Directive | Restate the records below word for word.

Information supplied |
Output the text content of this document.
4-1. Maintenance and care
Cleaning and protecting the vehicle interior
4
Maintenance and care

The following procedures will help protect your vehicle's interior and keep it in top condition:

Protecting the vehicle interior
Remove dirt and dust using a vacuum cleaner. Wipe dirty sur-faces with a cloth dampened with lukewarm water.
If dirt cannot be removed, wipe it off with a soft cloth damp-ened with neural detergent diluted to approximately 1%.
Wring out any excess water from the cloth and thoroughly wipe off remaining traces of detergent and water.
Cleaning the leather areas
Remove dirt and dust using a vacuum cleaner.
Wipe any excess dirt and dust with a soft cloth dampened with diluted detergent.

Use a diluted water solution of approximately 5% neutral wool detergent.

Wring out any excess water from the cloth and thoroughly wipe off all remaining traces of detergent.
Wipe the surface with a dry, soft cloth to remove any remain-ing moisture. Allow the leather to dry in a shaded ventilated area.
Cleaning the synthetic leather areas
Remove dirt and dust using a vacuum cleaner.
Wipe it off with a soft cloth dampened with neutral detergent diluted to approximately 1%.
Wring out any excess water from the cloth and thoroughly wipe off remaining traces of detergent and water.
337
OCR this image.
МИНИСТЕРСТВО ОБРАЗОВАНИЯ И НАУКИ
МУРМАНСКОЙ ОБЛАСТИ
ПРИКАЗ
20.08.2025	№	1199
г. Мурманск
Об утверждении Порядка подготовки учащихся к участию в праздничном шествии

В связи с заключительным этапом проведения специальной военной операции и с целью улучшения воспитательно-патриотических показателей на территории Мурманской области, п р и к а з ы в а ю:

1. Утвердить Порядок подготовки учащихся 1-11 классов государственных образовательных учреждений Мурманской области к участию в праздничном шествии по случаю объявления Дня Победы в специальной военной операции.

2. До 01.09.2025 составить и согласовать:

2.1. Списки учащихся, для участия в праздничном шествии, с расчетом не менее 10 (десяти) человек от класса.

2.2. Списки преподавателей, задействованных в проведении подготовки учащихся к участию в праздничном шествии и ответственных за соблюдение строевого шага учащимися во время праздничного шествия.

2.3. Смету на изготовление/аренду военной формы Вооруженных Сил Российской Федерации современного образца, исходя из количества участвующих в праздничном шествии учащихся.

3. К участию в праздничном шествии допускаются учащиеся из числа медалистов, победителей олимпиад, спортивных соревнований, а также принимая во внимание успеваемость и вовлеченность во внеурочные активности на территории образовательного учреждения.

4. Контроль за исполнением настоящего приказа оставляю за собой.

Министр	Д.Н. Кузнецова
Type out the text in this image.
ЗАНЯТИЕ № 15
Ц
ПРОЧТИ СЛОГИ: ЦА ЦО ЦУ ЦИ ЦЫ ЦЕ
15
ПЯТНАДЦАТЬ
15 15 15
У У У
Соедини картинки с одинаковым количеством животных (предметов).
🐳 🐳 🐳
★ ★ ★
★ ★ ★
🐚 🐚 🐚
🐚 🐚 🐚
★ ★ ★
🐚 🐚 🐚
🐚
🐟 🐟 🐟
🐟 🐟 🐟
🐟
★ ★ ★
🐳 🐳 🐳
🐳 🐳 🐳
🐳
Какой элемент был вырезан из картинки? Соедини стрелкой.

Right answer |
Output the text content of this document.
4-1. Maintenance and care
Cleaning and protecting the vehicle interior
4
Maintenance and care

The following procedures will help protect your vehicle's interior and keep it in top condition:

Protecting the vehicle interior
Remove dirt and dust using a vacuum cleaner. Wipe dirty sur-faces with a cloth dampened with lukewarm water.
If dirt cannot be removed, wipe it off with a soft cloth damp-ened with neural detergent diluted to approximately 1%.
Wring out any excess water from the cloth and thoroughly wipe off remaining traces of detergent and water.
Cleaning the leather areas
Remove dirt and dust using a vacuum cleaner.
Wipe any excess dirt and dust with a soft cloth dampened with diluted detergent.

Use a diluted water solution of approximately 5% neutral wool detergent.

Wring out any excess water from the cloth and thoroughly wipe off all remaining traces of detergent.
Wipe the surface with a dry, soft cloth to remove any remain-ing moisture. Allow the leather to dry in a shaded ventilated area.
Cleaning the synthetic leather areas
Remove dirt and dust using a vacuum cleaner.
Wipe it off with a soft cloth dampened with neutral detergent diluted to approximately 1%.
Wring out any excess water from the cloth and thoroughly wipe off remaining traces of detergent and water.
337
OCR this image.
МИНИСТЕРСТВО ОБРАЗОВАНИЯ И НАУКИ
МУРМАНСКОЙ ОБЛАСТИ
ПРИКАЗ
20.08.2025	№	1199
г. Мурманск
Об утверждении Порядка подготовки учащихся к участию в праздничном шествии

В связи с заключительным этапом проведения специальной военной операции и с целью улучшения воспитательно-патриотических показателей на территории Мурманской области, п р и к а з ы в а ю:

1. Утвердить Порядок подготовки учащихся 1-11 классов государственных образовательных учреждений Мурманской области к участию в праздничном шествии по случаю объявления Дня Победы в специальной военной операции.

2. До 01.09.2025 составить и согласовать:

2.1. Списки учащихся, для участия в праздничном шествии, с расчетом не менее 10 (десяти) человек от класса.

2.2. Списки преподавателей, задействованных в проведении подготовки учащихся к участию в праздничном шествии и ответственных за соблюдение строевого шага учащимися во время праздничного шествия.

2.3. Смету на изготовление/аренду военной формы Вооруженных Сил Российской Федерации современного образца, исходя из количества участвующих в праздничном шествии учащихся.

3. К участию в праздничном шествии допускаются учащиеся из числа медалистов, победителей олимпиад, спортивных соревнований, а также принимая во внимание успеваемость и вовлеченность во внеурочные активности на территории образовательного учреждения.

4. Контроль за исполнением настоящего приказа оставляю за собой.

Министр	Д.Н. Кузнецова
Type out the text in this image.
ЗАНЯТИЕ № 15
Ц
ПРОЧТИ СЛОГИ: ЦА ЦО ЦУ ЦИ ЦЫ ЦЕ
15
ПЯТНАДЦАТЬ
15 15 15
У У У
Соедини картинки с одинаковым количеством животных (предметов).
🐳 🐳 🐳
★ ★ ★
★ ★ ★
🐚 🐚 🐚
🐚 🐚 🐚
★ ★ ★
🐚 🐚 🐚
🐚
🐟 🐟 🐟
🐟 🐟 🐟
🐟
★ ★ ★
🐳 🐳 🐳
🐳 🐳 🐳
🐳
Какой элемент был вырезан из картинки? Соедини стрелкой.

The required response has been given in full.